**Provided records**
——————

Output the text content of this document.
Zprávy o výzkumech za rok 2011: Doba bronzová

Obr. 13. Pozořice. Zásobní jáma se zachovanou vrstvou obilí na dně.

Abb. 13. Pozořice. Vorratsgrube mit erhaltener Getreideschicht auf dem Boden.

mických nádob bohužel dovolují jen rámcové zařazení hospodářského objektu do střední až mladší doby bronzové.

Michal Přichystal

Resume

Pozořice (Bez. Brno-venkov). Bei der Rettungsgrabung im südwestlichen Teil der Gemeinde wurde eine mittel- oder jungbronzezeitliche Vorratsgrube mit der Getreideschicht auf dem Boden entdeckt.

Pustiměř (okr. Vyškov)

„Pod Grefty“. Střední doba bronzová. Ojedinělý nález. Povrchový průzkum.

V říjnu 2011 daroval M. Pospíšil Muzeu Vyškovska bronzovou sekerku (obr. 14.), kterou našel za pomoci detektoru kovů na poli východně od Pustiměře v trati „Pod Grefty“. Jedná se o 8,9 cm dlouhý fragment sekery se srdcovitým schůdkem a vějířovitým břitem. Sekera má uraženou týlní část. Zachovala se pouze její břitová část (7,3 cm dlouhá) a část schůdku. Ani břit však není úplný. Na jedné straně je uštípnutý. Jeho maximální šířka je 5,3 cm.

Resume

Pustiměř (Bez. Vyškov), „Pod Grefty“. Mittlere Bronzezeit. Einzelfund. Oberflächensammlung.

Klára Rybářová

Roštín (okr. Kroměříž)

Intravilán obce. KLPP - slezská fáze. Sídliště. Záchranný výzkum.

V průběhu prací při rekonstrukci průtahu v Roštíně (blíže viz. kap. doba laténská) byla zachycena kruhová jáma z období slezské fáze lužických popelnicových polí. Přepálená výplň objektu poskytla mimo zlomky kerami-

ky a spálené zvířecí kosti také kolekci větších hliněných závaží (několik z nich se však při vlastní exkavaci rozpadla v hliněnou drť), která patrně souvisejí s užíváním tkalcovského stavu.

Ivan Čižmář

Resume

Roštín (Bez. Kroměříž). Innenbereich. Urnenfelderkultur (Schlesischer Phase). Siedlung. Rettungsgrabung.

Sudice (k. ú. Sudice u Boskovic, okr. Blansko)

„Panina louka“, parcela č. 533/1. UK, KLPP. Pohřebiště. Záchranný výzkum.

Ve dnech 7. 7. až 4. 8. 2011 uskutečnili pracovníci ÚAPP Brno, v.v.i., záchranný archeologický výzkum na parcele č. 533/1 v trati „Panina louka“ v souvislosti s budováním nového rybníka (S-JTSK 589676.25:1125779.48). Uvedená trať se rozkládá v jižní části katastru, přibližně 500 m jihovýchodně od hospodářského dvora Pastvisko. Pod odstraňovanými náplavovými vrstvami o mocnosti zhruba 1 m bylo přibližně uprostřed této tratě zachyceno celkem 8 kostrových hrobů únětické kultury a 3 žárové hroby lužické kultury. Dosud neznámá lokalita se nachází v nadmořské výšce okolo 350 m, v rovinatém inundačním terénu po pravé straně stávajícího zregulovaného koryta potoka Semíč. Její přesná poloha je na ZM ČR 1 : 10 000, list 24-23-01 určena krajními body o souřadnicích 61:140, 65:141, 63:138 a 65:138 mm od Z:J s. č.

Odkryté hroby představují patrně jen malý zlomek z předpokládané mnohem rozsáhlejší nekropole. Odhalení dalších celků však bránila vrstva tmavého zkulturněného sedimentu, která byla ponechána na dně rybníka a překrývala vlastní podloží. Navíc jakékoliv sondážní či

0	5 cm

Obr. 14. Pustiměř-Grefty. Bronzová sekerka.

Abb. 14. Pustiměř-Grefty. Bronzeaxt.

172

——————

**Goal of the exercise**
Which lines in the records above contain the string "Kroměříž"? Copy each one.

**Task solution**
Roštín (okr. Kroměříž)
Roštín (Bez. Kroměříž). Innenbereich. Urnenfelderkultur (Schlesischer Phase). Siedlung. Rettungsgrabung.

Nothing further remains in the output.